» Record extracts:
'''

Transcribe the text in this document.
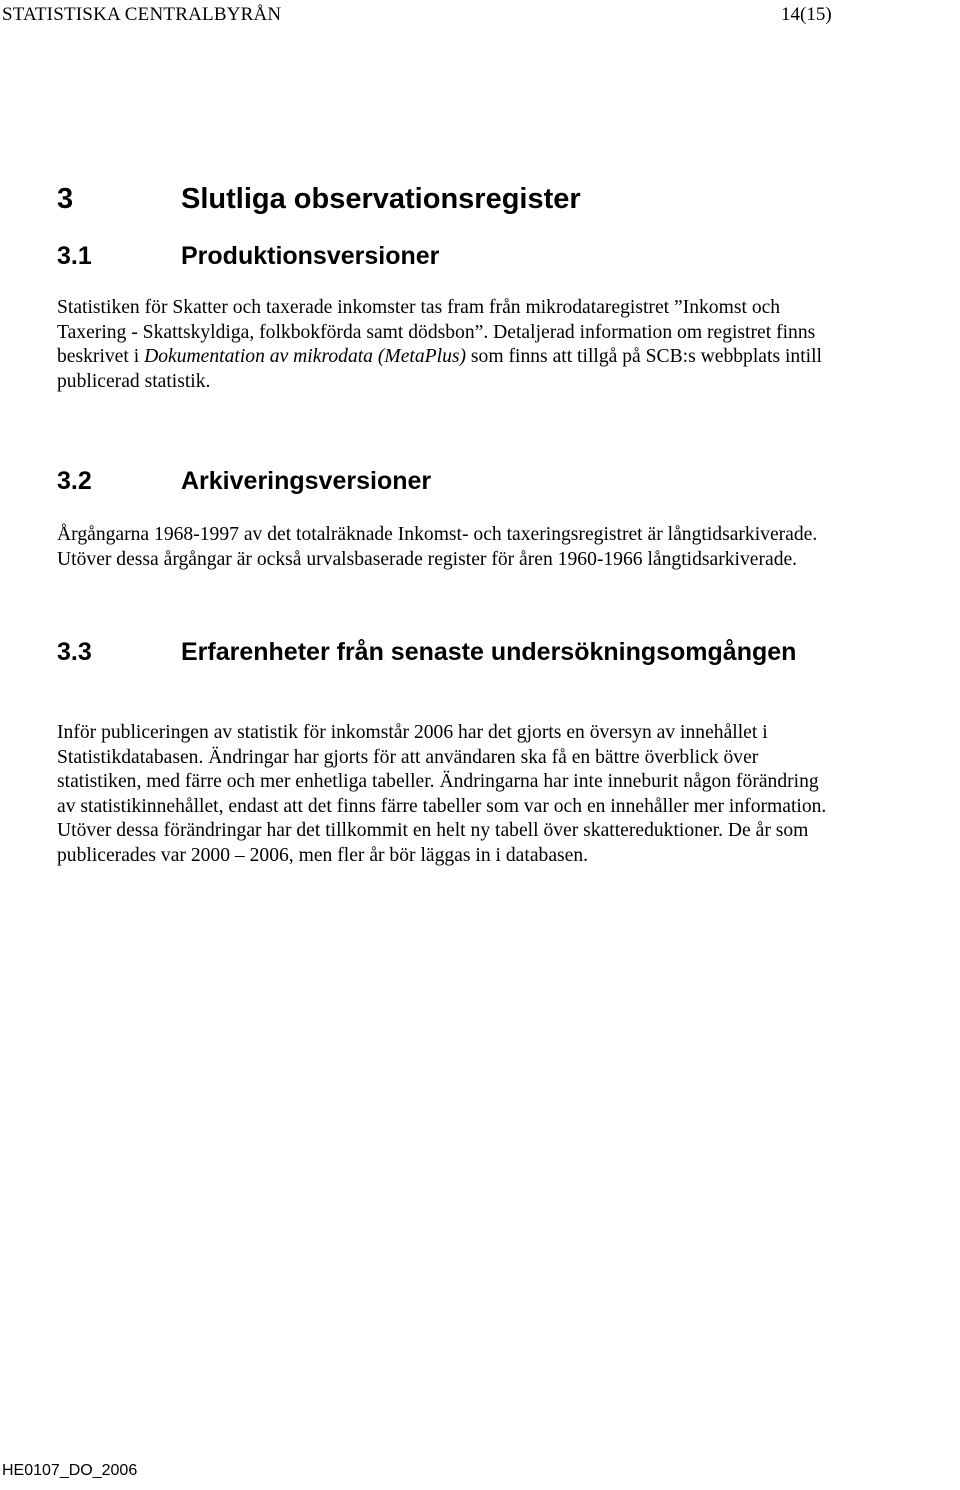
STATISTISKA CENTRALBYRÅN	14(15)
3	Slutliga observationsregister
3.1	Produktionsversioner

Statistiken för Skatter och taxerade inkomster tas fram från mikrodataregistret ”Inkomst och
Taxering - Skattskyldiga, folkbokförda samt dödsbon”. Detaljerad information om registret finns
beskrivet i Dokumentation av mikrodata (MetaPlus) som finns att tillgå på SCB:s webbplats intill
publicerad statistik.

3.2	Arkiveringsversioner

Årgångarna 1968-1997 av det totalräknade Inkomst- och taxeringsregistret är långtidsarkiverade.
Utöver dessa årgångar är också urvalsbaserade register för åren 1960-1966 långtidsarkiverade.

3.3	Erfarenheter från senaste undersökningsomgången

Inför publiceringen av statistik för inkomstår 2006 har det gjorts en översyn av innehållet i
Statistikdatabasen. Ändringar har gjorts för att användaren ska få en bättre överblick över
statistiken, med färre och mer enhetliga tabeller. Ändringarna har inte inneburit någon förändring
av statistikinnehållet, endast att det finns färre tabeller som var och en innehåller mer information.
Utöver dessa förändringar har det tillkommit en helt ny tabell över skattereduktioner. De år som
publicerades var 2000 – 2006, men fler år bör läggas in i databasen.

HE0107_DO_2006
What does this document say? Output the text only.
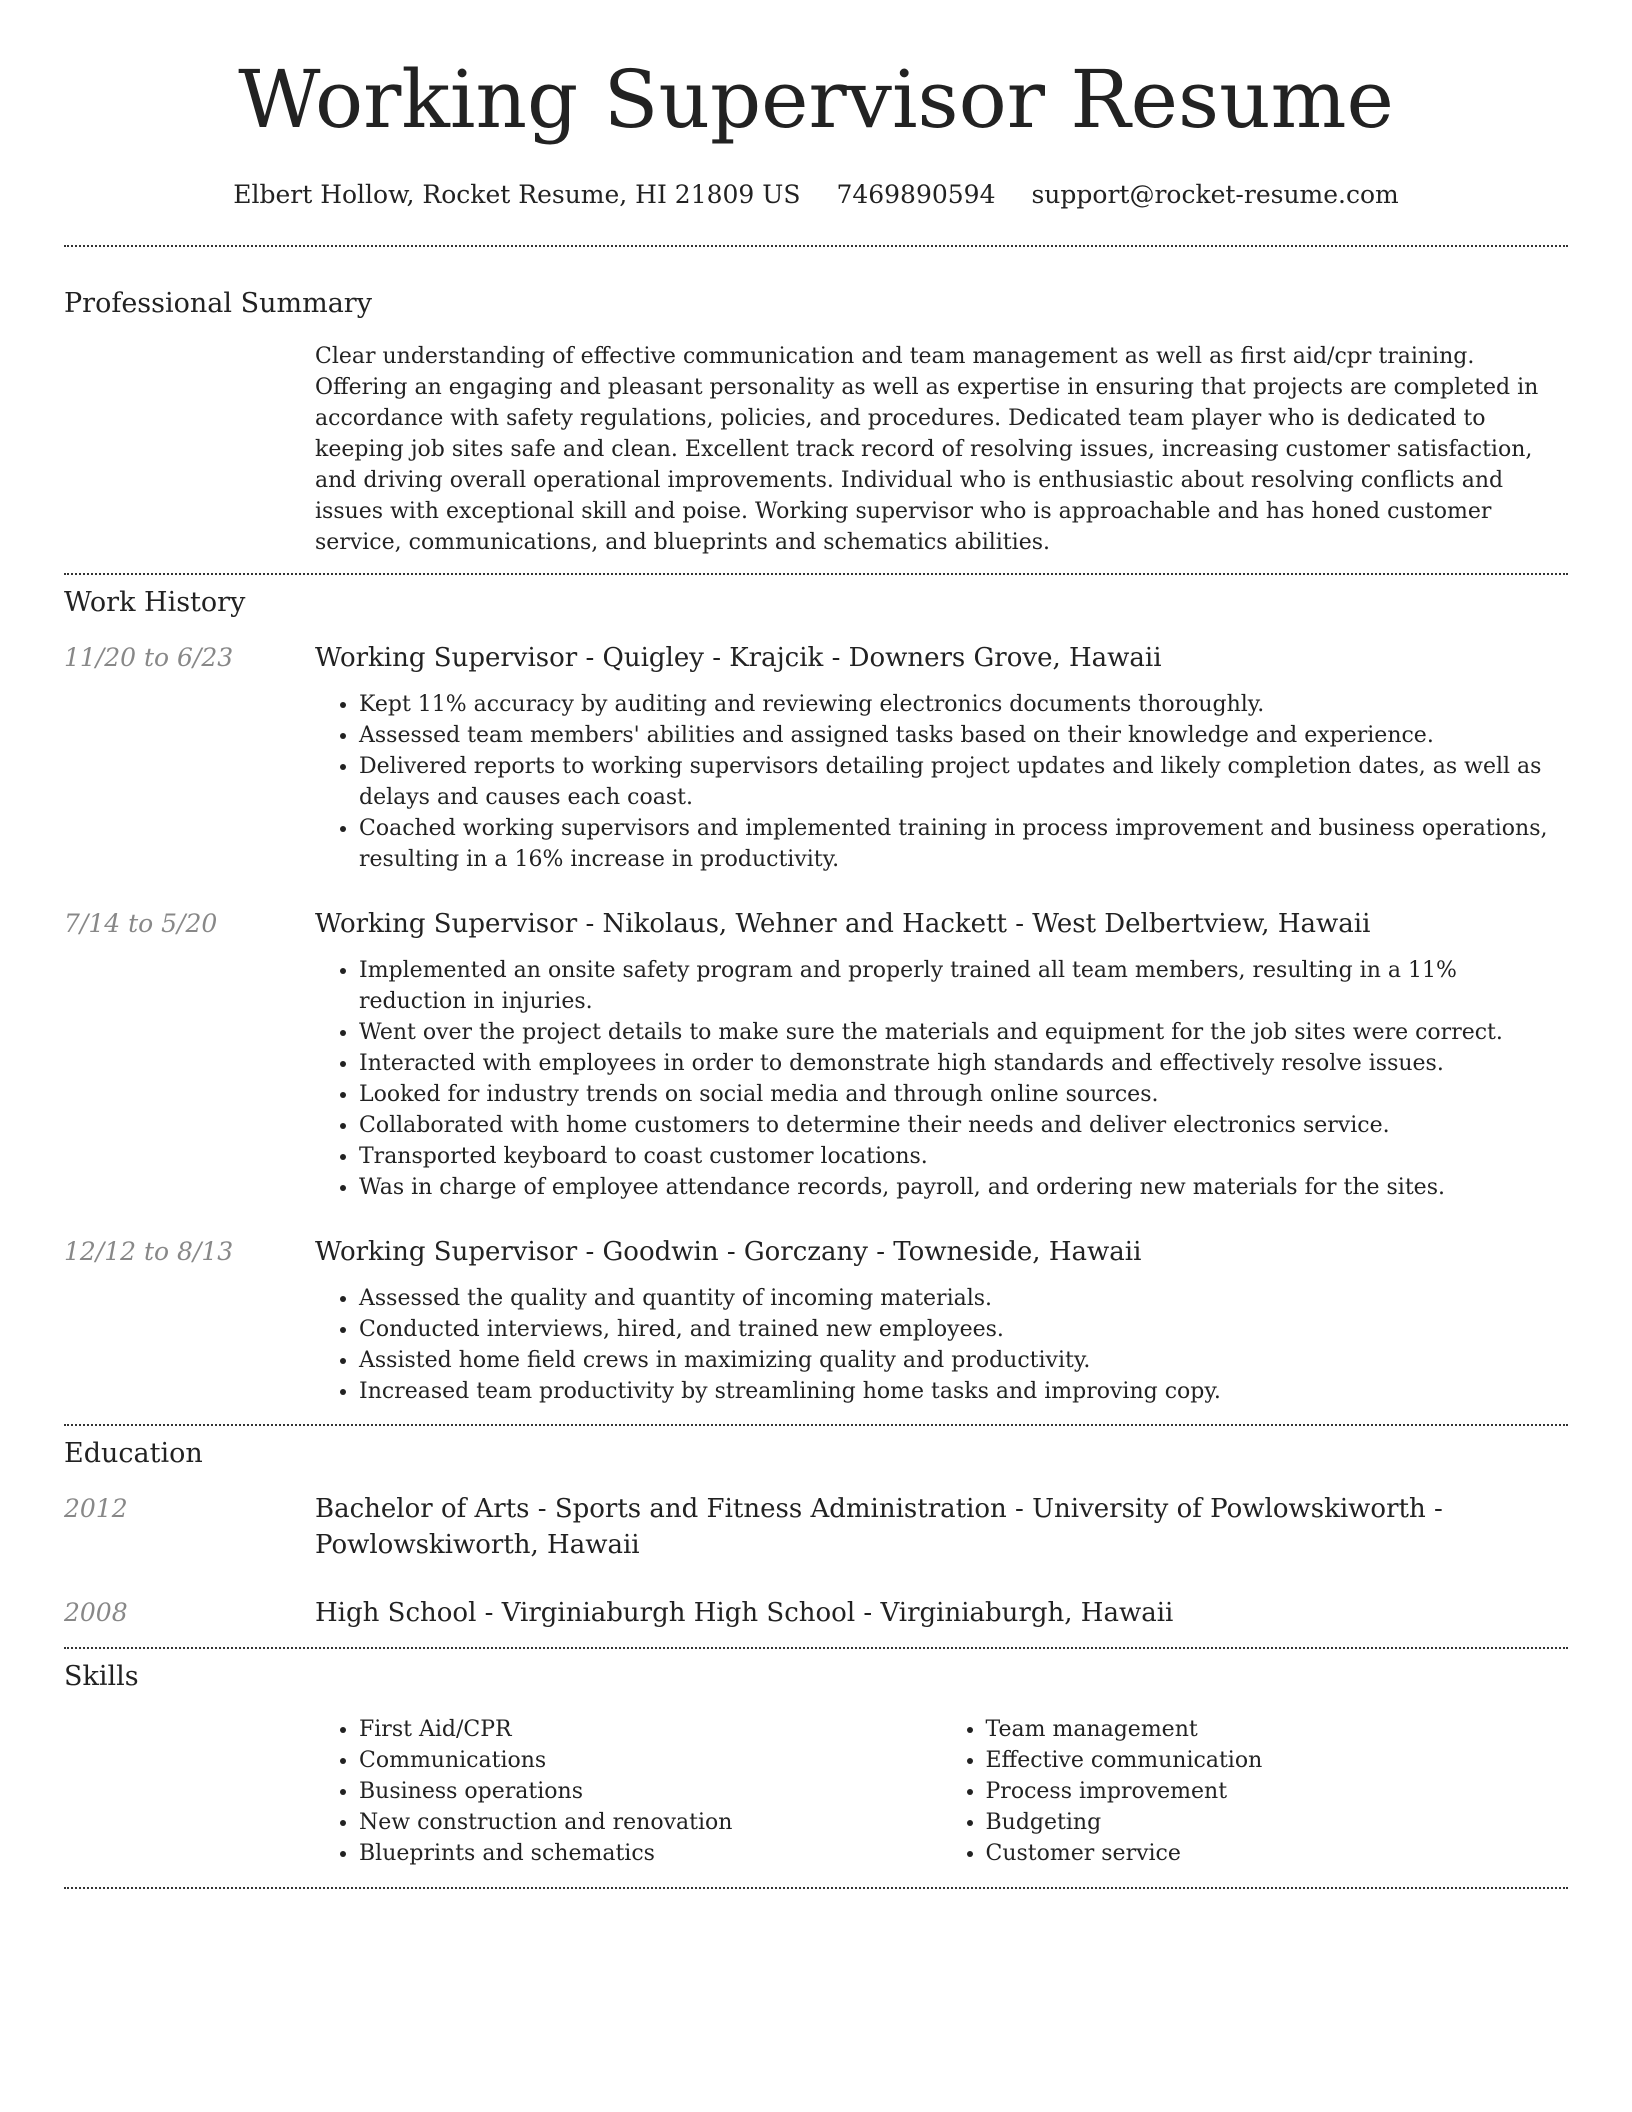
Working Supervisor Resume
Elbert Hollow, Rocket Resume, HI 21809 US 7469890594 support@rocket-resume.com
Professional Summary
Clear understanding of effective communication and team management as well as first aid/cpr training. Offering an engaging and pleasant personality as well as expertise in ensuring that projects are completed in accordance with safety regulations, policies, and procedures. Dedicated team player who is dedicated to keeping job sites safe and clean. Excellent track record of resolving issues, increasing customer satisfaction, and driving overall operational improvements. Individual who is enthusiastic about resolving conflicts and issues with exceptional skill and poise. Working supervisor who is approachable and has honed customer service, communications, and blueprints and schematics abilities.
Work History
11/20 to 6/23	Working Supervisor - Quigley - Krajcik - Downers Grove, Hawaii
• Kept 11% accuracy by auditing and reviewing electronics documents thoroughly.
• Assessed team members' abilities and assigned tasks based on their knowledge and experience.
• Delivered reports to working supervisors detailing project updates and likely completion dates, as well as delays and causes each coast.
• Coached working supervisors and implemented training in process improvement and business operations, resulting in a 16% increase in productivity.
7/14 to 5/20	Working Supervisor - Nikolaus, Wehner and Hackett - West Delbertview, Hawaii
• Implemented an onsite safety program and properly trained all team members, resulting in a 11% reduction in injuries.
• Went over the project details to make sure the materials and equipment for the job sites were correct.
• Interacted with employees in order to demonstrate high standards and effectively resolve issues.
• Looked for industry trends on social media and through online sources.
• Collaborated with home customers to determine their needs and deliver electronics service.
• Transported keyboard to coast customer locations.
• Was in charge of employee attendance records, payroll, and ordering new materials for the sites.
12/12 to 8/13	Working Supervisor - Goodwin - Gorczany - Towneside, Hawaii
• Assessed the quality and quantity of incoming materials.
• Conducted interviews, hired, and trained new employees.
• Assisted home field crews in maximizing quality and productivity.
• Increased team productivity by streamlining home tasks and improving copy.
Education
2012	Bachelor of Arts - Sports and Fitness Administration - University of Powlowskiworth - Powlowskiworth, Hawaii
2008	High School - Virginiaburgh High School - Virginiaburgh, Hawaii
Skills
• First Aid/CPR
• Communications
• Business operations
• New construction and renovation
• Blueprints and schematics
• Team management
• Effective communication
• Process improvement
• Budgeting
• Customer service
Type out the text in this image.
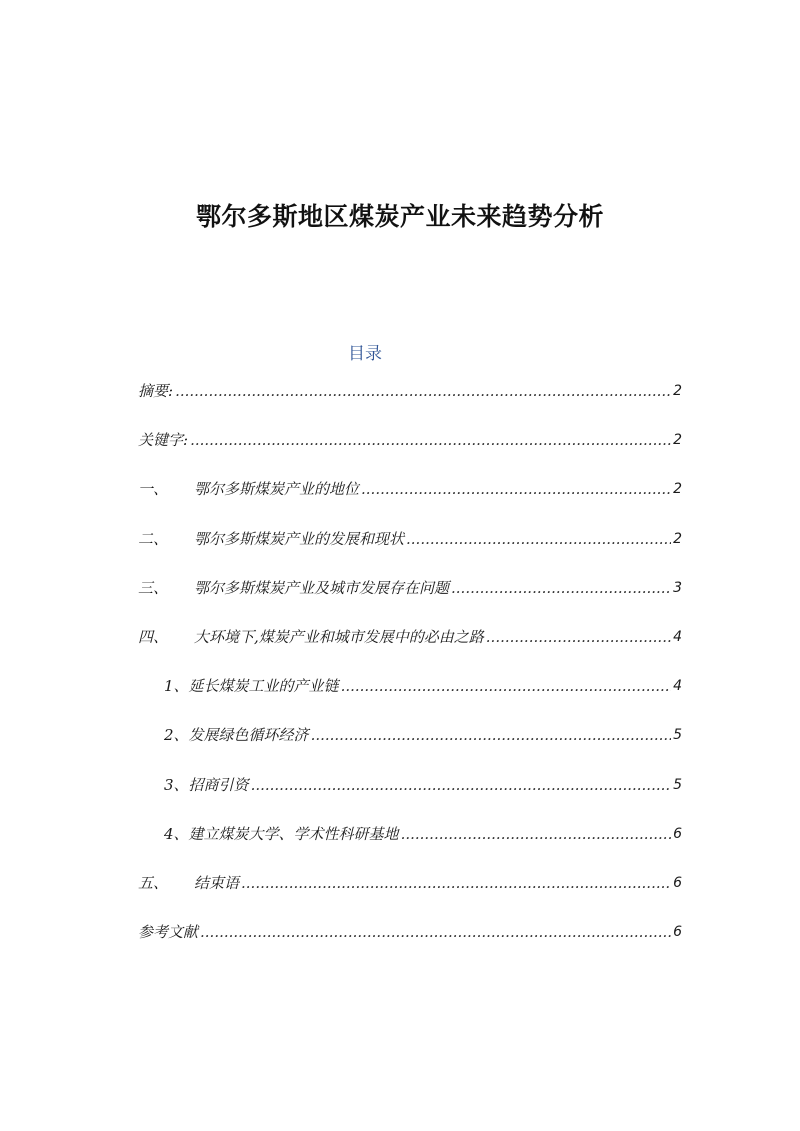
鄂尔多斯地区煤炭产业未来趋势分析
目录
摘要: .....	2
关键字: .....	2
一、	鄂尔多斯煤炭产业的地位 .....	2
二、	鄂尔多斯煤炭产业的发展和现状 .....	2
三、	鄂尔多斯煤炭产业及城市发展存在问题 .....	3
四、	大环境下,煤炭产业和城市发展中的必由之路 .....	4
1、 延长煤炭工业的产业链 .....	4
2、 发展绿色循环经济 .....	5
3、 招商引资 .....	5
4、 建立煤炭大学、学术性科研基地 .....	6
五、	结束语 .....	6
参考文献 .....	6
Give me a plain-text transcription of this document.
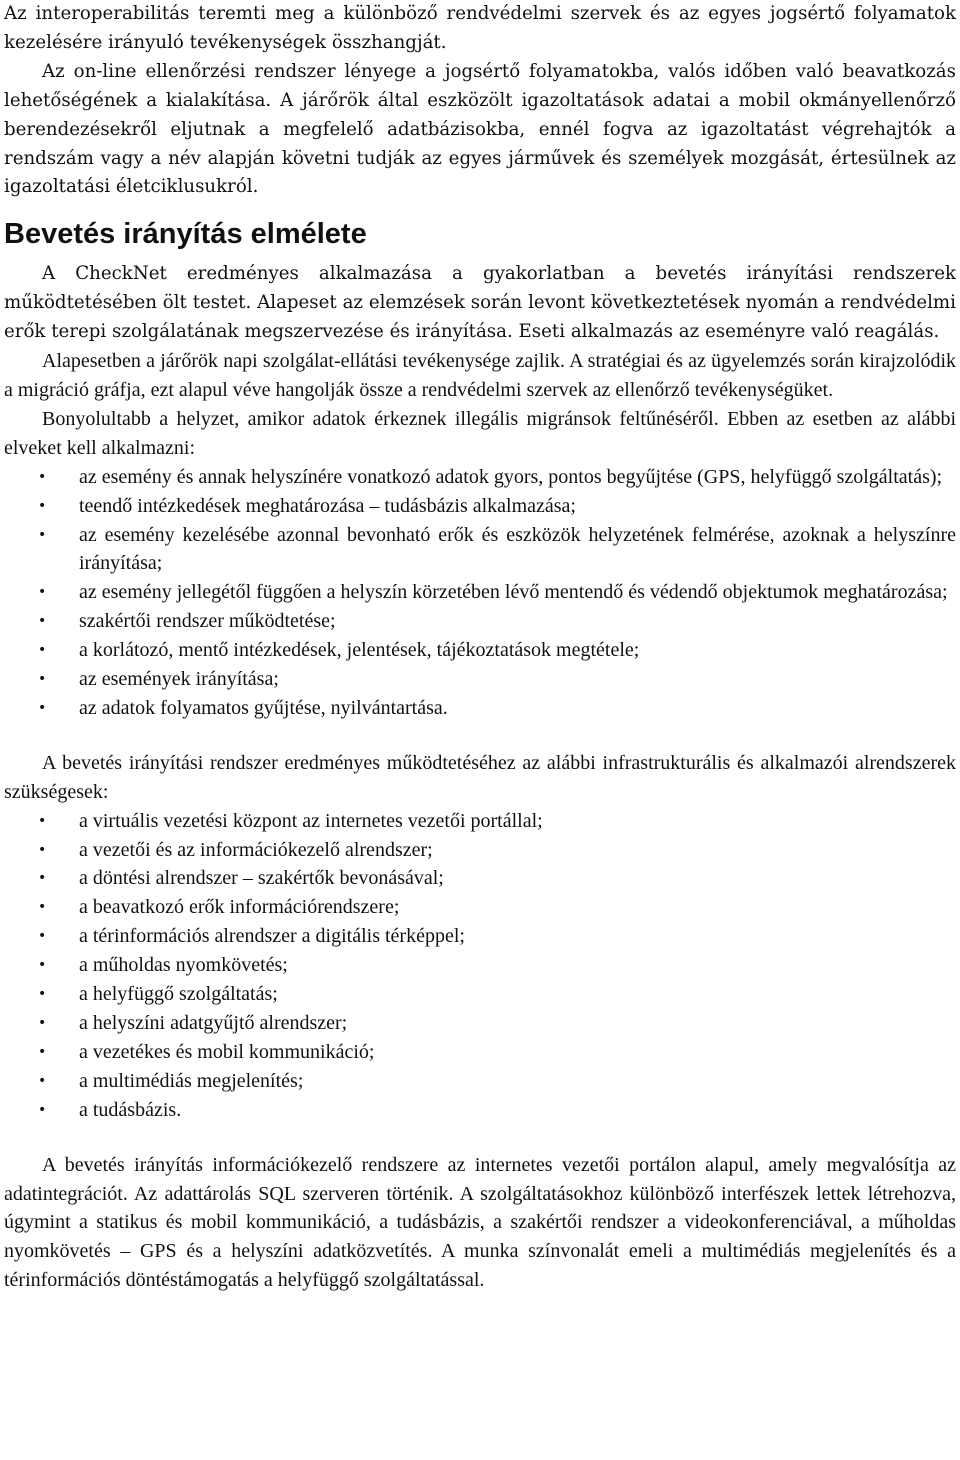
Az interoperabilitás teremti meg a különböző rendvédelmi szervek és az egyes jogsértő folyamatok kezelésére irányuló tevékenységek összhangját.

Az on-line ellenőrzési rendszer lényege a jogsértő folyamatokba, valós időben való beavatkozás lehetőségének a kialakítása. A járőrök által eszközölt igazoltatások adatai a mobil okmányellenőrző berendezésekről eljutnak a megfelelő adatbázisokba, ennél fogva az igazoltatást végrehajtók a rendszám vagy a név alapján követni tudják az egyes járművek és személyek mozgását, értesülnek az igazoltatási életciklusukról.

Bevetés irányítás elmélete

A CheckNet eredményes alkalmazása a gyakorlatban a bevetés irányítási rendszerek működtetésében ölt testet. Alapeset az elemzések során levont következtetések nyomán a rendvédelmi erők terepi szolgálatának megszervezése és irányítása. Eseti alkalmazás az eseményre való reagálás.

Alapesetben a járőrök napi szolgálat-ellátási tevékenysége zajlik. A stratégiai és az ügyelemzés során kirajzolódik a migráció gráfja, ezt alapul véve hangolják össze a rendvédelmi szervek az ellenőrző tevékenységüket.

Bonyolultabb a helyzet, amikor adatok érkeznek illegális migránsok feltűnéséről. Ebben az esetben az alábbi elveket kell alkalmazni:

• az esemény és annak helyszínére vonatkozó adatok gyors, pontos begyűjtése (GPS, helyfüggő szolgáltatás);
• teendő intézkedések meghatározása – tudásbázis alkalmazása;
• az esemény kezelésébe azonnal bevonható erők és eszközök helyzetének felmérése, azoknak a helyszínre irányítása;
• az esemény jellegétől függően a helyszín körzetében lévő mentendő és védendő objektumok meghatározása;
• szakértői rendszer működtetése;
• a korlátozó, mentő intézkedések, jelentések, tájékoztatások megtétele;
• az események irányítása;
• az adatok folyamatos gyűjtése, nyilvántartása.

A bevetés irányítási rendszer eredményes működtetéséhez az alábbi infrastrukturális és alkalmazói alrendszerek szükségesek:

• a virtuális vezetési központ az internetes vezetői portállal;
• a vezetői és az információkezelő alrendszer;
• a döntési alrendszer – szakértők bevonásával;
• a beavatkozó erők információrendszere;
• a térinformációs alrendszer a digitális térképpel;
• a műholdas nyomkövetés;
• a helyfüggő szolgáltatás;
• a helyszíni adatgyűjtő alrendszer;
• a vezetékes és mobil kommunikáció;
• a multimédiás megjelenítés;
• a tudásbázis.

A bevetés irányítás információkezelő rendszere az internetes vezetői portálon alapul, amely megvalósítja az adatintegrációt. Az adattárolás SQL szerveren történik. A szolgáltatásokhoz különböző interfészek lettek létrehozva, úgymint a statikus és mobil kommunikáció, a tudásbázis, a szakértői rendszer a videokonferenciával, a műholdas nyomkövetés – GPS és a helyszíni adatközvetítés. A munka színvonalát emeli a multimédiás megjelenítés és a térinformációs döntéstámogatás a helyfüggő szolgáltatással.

'''

» What you will do: Tally the lines in these entries that have the string "jogsértő" in them, then answer with the count and nothing else.

» Solved exercise: 2